** DATA SHOWN **

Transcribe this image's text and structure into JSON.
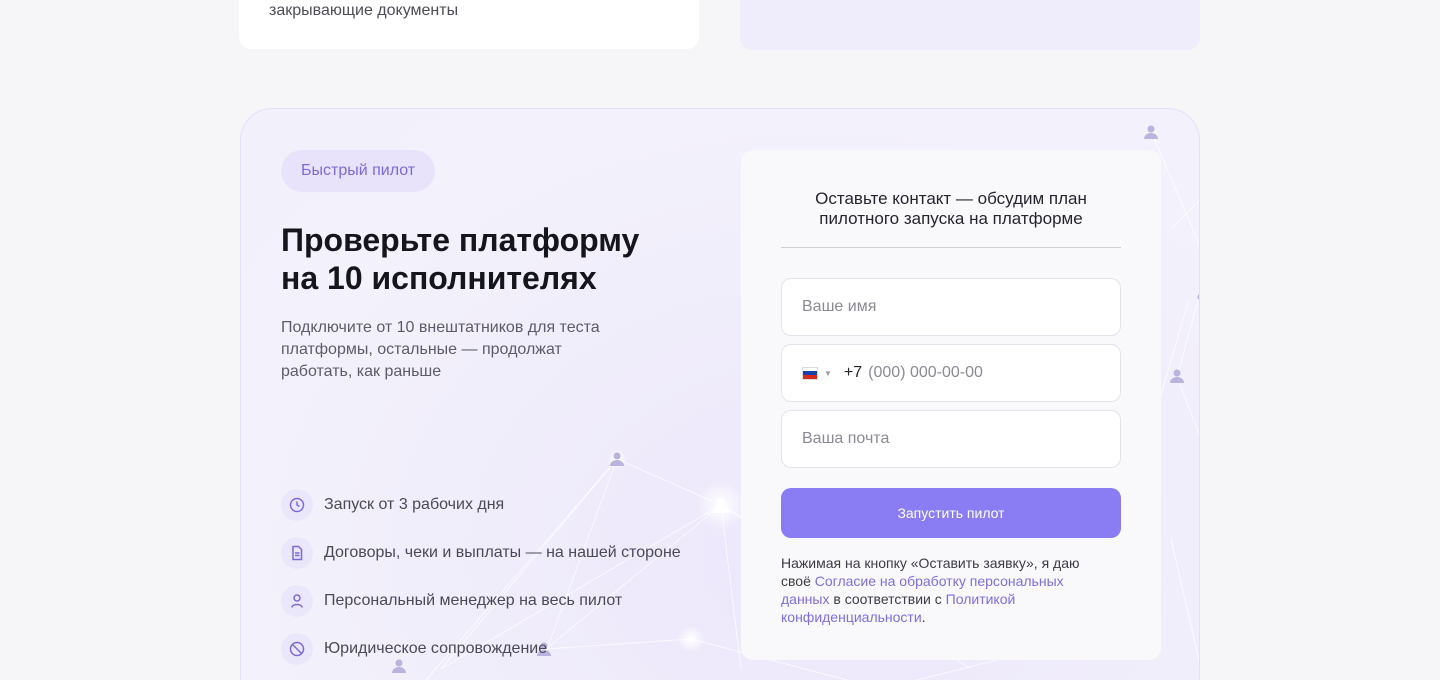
{
  "top_cards": {
    "left_text": "закрывающие документы"
  },
  "pilot": {
    "badge": "Быстрый пилот",
    "headline_line1": "Проверьте платформу",
    "headline_line2": "на 10 исполнителях",
    "lead_line1": "Подключите от 10 внештатников для теста",
    "lead_line2": "платформы, остальные — продолжат",
    "lead_line3": "работать, как раньше",
    "features": [
      {
        "icon": "clock-icon",
        "label": "Запуск от 3 рабочих дня"
      },
      {
        "icon": "document-icon",
        "label": "Договоры, чеки и выплаты — на нашей стороне"
      },
      {
        "icon": "person-icon",
        "label": "Персональный менеджер на весь пилот"
      },
      {
        "icon": "prohibited-icon",
        "label": "Юридическое сопровождение"
      }
    ]
  },
  "form": {
    "title_line1": "Оставьте контакт — обсудим план",
    "title_line2": "пилотного запуска на платформе",
    "name_placeholder": "Ваше имя",
    "phone_prefix": "+7",
    "phone_placeholder": "(000) 000-00-00",
    "email_placeholder": "Ваша почта",
    "submit_label": "Запустить пилот",
    "consent_text1": "Нажимая на кнопку «Оставить заявку», я даю своё ",
    "consent_link1": "Согласие на обработку персональных данных",
    "consent_text2": " в соответствии с ",
    "consent_link2": "Политикой конфиденциальности",
    "consent_text3": "."
  },
  "colors": {
    "accent": "#8a7cf3",
    "badge_bg": "#e8e3fb",
    "link": "#7d6ee3",
    "flag": [
      "#ffffff",
      "#1c3fa8",
      "#d52b1e"
    ]
  }
}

** WRITTEN INSTRUCTION **
Nothing in the entries should change as you copy them, except that the pictures are left out.

** SOLUTION FOR THIS TASK **
Transcribe this image's text and structure into JSON.
{
  "top_cards": {
    "left_text": "закрывающие документы"
  },
  "pilot": {
    "badge": "Быстрый пилот",
    "headline_line1": "Проверьте платформу",
    "headline_line2": "на 10 исполнителях",
    "lead_line1": "Подключите от 10 внештатников для теста",
    "lead_line2": "платформы, остальные — продолжат",
    "lead_line3": "работать, как раньше",
    "features": [
      {
        "icon": "clock-icon",
        "label": "Запуск от 3 рабочих дня"
      },
      {
        "icon": "document-icon",
        "label": "Договоры, чеки и выплаты — на нашей стороне"
      },
      {
        "icon": "person-icon",
        "label": "Персональный менеджер на весь пилот"
      },
      {
        "icon": "prohibited-icon",
        "label": "Юридическое сопровождение"
      }
    ]
  },
  "form": {
    "title_line1": "Оставьте контакт — обсудим план",
    "title_line2": "пилотного запуска на платформе",
    "name_placeholder": "Ваше имя",
    "phone_prefix": "+7",
    "phone_placeholder": "(000) 000-00-00",
    "email_placeholder": "Ваша почта",
    "submit_label": "Запустить пилот",
    "consent_text1": "Нажимая на кнопку «Оставить заявку», я даю своё ",
    "consent_link1": "Согласие на обработку персональных данных",
    "consent_text2": " в соответствии с ",
    "consent_link2": "Политикой конфиденциальности",
    "consent_text3": "."
  },
  "colors": {
    "accent": "#8a7cf3",
    "badge_bg": "#e8e3fb",
    "link": "#7d6ee3",
    "flag": [
      "#ffffff",
      "#1c3fa8",
      "#d52b1e"
    ]
  }
}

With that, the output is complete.